What this exercise asks:
1) Answer these from the Dagster and dlt page:
(a) What command installs the integration?
(b) In the example, what destination is set for the pipeline?
(c) By default, about how often does the Dagster daemon refresh definitions?
2) Repeat part of the Dagster and dlt page word for word. Begin at the words that have "Dagster & dlt" and stop after "is currently experimental.".
[[ Passage to read open ]]
Dagster & dlt
This integration allows you to use dlt to easily ingest and replicate data between systems through Dagster.
note
This integration is currently experimental.
Installation
pip install dagster-dlt
Example
import dlt
from dagster_dlt import DagsterDltResource, dlt_assets
from dlt_sources.github import github_reactions
import dagster as dg
@dlt_assets(
dlt_source=github_reactions("dagster-io", "dagster"),
dlt_pipeline=dlt.pipeline(
pipeline_name="github_issues",
dataset_name="github",
destination="snowflake",
),
name="github",
group_name="github",
)
def github_issues_to_snowflake_assets(
context: dg.AssetExecutionContext, dlt: DagsterDltResource
):
yield from dlt.run(context=context)
defs = dg.Definitions(
assets=[
github_issues_to_snowflake_assets,
],
resources={
"dlt": DagsterDltResource(),
},
)
note
If you are using the sql_database source, consider setting defer_table_reflect=True
to reduce database reads. By default, the Dagster daemon will refresh definitions roughly every minute, which will query the database for resource definitions.
About dlt
Data Load Tool (dlt) is an open source library for creating efficient data pipelines. It offers features like secret management, data structure conversion, incremental updates, and pre-built sources and destinations, simplifying the process of loading messy data into well-structured datasets.
[[ Passage to read closed ]]
[[ Record excerpts open ]]
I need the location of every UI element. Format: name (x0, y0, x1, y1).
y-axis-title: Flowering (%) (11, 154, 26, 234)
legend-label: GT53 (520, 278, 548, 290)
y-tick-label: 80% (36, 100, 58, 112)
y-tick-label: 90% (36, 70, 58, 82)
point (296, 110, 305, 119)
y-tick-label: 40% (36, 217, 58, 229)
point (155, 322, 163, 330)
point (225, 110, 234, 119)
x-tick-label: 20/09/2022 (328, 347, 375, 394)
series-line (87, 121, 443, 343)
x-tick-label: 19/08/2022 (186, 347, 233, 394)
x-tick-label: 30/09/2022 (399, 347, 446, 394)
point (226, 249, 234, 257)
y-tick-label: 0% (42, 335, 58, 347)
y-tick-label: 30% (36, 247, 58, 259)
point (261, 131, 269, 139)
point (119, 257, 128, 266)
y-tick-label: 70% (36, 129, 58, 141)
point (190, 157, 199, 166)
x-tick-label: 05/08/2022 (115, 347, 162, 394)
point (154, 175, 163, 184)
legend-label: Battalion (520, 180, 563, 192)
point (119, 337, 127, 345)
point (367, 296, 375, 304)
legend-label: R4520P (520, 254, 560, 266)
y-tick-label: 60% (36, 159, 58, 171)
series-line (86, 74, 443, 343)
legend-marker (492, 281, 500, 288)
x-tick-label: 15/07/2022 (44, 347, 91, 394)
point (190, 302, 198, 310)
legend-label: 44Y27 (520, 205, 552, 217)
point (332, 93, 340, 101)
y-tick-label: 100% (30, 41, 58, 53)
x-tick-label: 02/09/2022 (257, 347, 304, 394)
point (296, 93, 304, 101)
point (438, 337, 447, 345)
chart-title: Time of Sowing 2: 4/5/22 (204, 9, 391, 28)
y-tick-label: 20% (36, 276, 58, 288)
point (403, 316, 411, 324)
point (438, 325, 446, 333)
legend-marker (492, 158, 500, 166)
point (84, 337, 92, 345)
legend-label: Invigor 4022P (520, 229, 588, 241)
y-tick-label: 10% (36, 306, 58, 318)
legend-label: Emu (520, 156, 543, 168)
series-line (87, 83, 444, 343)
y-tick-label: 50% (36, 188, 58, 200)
[[ Record excerpts closed ]]
Results by task:
1)
(a) pip install dagster-dlt
(b) snowflake
(c) Roughly every minute

2)
Dagster & dlt
This integration allows you to use dlt to easily ingest and replicate data between systems through Dagster.
note
This integration is currently experimental.